[Stated task]
Find the word "contagion" in the material below and gather every line that contains it.

________________________________________

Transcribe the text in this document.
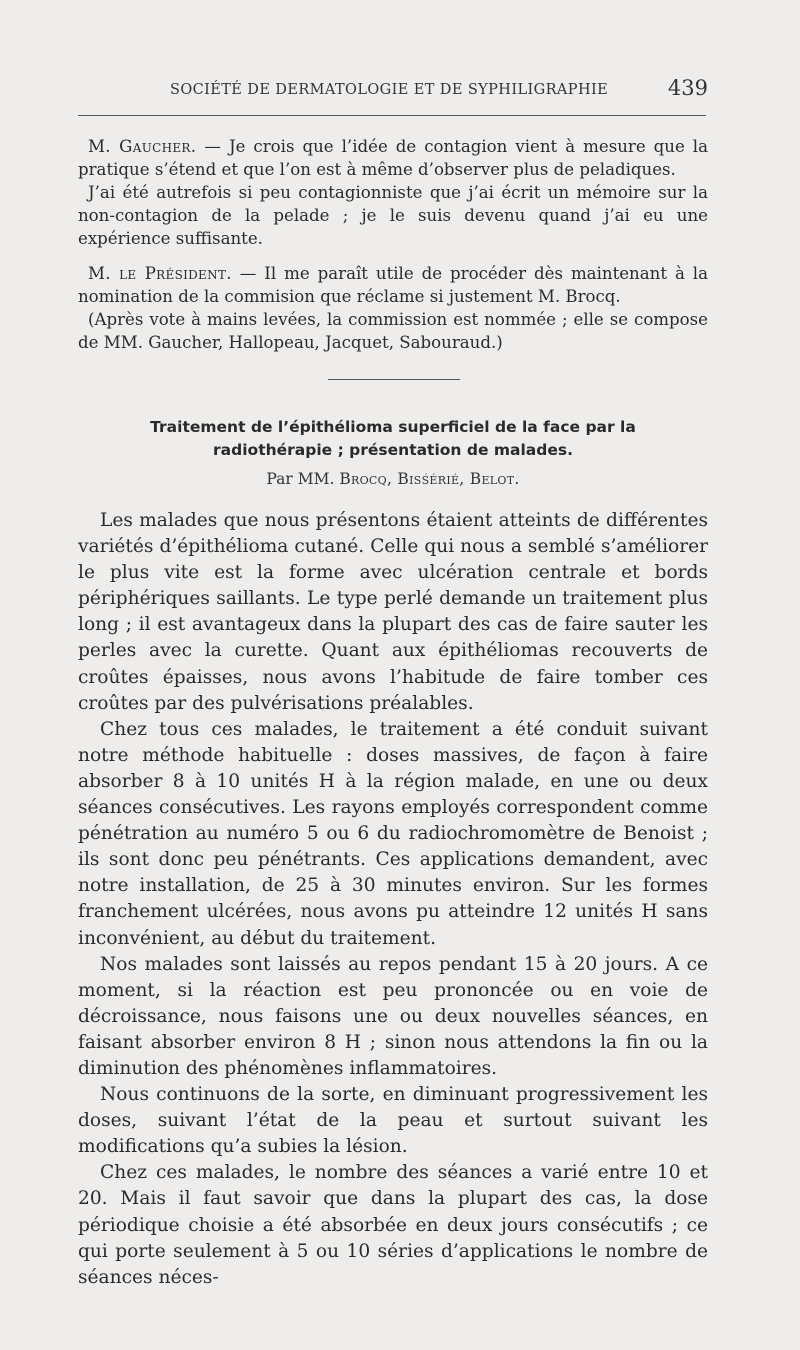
SOCIÉTÉ DE DERMATOLOGIE ET DE SYPHILIGRAPHIE	439

M. Gaucher. — Je crois que l’idée de contagion vient à mesure que la pratique s’étend et que l’on est à même d’observer plus de peladiques.

J’ai été autrefois si peu contagionniste que j’ai écrit un mémoire sur la non-contagion de la pelade ; je le suis devenu quand j’ai eu une expérience suffisante.

M. le Président. — Il me paraît utile de procéder dès maintenant à la nomination de la commision que réclame si justement M. Brocq.

(Après vote à mains levées, la commission est nommée ; elle se compose de MM. Gaucher, Hallopeau, Jacquet, Sabouraud.)

Traitement de l’épithélioma superficiel de la face par la
radiothérapie ; présentation de malades.
Par MM. Brocq, Bisśérié, Belot.

Les malades que nous présentons étaient atteints de différentes variétés d’épithélioma cutané. Celle qui nous a semblé s’améliorer le plus vite est la forme avec ulcération centrale et bords périphériques saillants. Le type perlé demande un traitement plus long ; il est avantageux dans la plupart des cas de faire sauter les perles avec la curette. Quant aux épithéliomas recouverts de croûtes épaisses, nous avons l’habitude de faire tomber ces croûtes par des pulvérisations préalables.

Chez tous ces malades, le traitement a été conduit suivant notre méthode habituelle : doses massives, de façon à faire absorber 8 à 10 unités H à la région malade, en une ou deux séances consécutives. Les rayons employés correspondent comme pénétration au numéro 5 ou 6 du radiochromomètre de Benoist ; ils sont donc peu pénétrants. Ces applications demandent, avec notre installation, de 25 à 30 minutes environ. Sur les formes franchement ulcérées, nous avons pu atteindre 12 unités H sans inconvénient, au début du traitement.

Nos malades sont laissés au repos pendant 15 à 20 jours. A ce moment, si la réaction est peu prononcée ou en voie de décroissance, nous faisons une ou deux nouvelles séances, en faisant absorber environ 8 H ; sinon nous attendons la fin ou la diminution des phénomènes inflammatoires.

Nous continuons de la sorte, en diminuant progressivement les doses, suivant l’état de la peau et surtout suivant les modifications qu’a subies la lésion.

Chez ces malades, le nombre des séances a varié entre 10 et 20. Mais il faut savoir que dans la plupart des cas, la dose périodique choisie a été absorbée en deux jours consécutifs ; ce qui porte seulement à 5 ou 10 séries d’applications le nombre de séances néces-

________________________________________

[Task result]
M. Gaucher. — Je crois que l’idée de contagion vient à mesure que la pratique s’étend et que l’on est à même d’observer plus de peladiques.
J’ai été autrefois si peu contagionniste que j’ai écrit un mémoire sur la non-contagion de la pelade ; je le suis devenu quand j’ai eu une expérience suffisante.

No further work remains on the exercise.